Request: Copy out the lines that have "facilities" in them.

Provided information:
◇ ◇ ◇
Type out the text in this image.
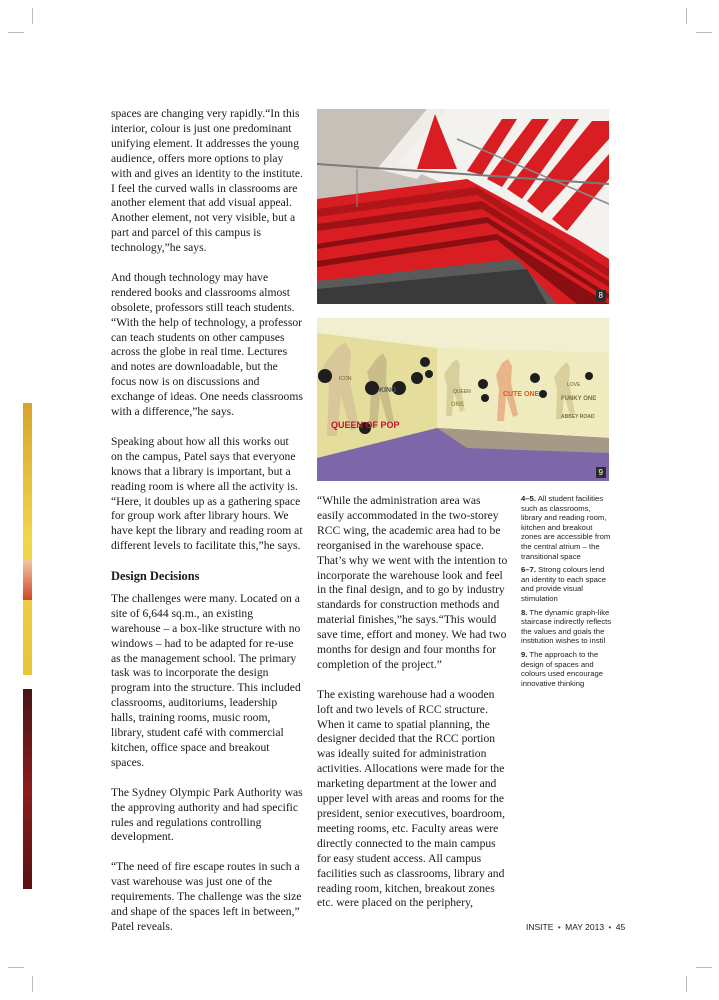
spaces are changing very rapidly.“In this interior, colour is just one predominant unifying element. It addresses the young audience, offers more options to play with and gives an identity to the institute. I feel the curved walls in classrooms are another element that add visual appeal. Another element, not very visible, but a part and parcel of this campus is technology,”he says.

And though technology may have rendered books and classrooms almost obsolete, professors still teach students. “With the help of technology, a professor can teach students on other campuses across the globe in real time. Lectures and notes are downloadable, but the focus now is on discussions and exchange of ideas. One needs classrooms with a difference,”he says.

Speaking about how all this works out on the campus, Patel says that everyone knows that a library is important, but a reading room is where all the activity is. “Here, it doubles up as a gathering space for group work after library hours. We have kept the library and reading room at different levels to facilitate this,”he says.

Design Decisions

The challenges were many. Located on a site of 6,644 sq.m., an existing warehouse – a box-like structure with no windows – had to be adapted for re-use as the management school. The primary task was to incorporate the design program into the structure. This included classrooms, auditoriums, leadership halls, training rooms, music room, library, student café with commercial kitchen, office space and breakout spaces.

The Sydney Olympic Park Authority was the approving authority and had specific rules and regulations controlling development.

“The need of fire escape routes in such a vast warehouse was just one of the requirements. The challenge was the size and shape of the spaces left in between,” Patel reveals.

8
QUEEN OF POP
KING
ONE
CUTE ONE
FUNKY ONE
ABBEY ROAD
ICON
LOVE
QUEEN
9

“While the administration area was easily accommodated in the two-storey RCC wing, the academic area had to be reorganised in the warehouse space. That’s why we went with the intention to incorporate the warehouse look and feel in the final design, and to go by industry standards for construction methods and material finishes,”he says.“This would save time, effort and money. We had two months for design and four months for completion of the project.”

The existing warehouse had a wooden loft and two levels of RCC structure. When it came to spatial planning, the designer decided that the RCC portion was ideally suited for administration activities. Allocations were made for the marketing department at the lower and upper level with areas and rooms for the president, senior executives, boardroom, meeting rooms, etc. Faculty areas were directly connected to the main campus for easy student access. All campus facilities such as classrooms, library and reading room, kitchen, breakout zones etc. were placed on the periphery,

4–5. All student facilities such as classrooms, library and reading room, kitchen and breakout zones are accessible from the central atrium – the transitional space
6–7. Strong colours lend an identity to each space and provide visual stimulation
8. The dynamic graph-like staircase indirectly reflects the values and goals the institution wishes to instil
9. The approach to the design of spaces and colours used encourage innovative thinking
INSITE • MAY 2013 • 45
◇ ◇ ◇
Correct response:
The existing warehouse had a wooden loft and two levels of RCC structure. When it came to spatial planning, the designer decided that the RCC portion was ideally suited for administration activities. Allocations were made for the marketing department at the lower and upper level with areas and rooms for the president, senior executives, boardroom, meeting rooms, etc. Faculty areas were directly connected to the main campus for easy student access. All campus facilities such as classrooms, library and reading room, kitchen, breakout zones etc. were placed on the periphery,
4–5. All student facilities such as classrooms, library and reading room, kitchen and breakout zones are accessible from the central atrium – the transitional space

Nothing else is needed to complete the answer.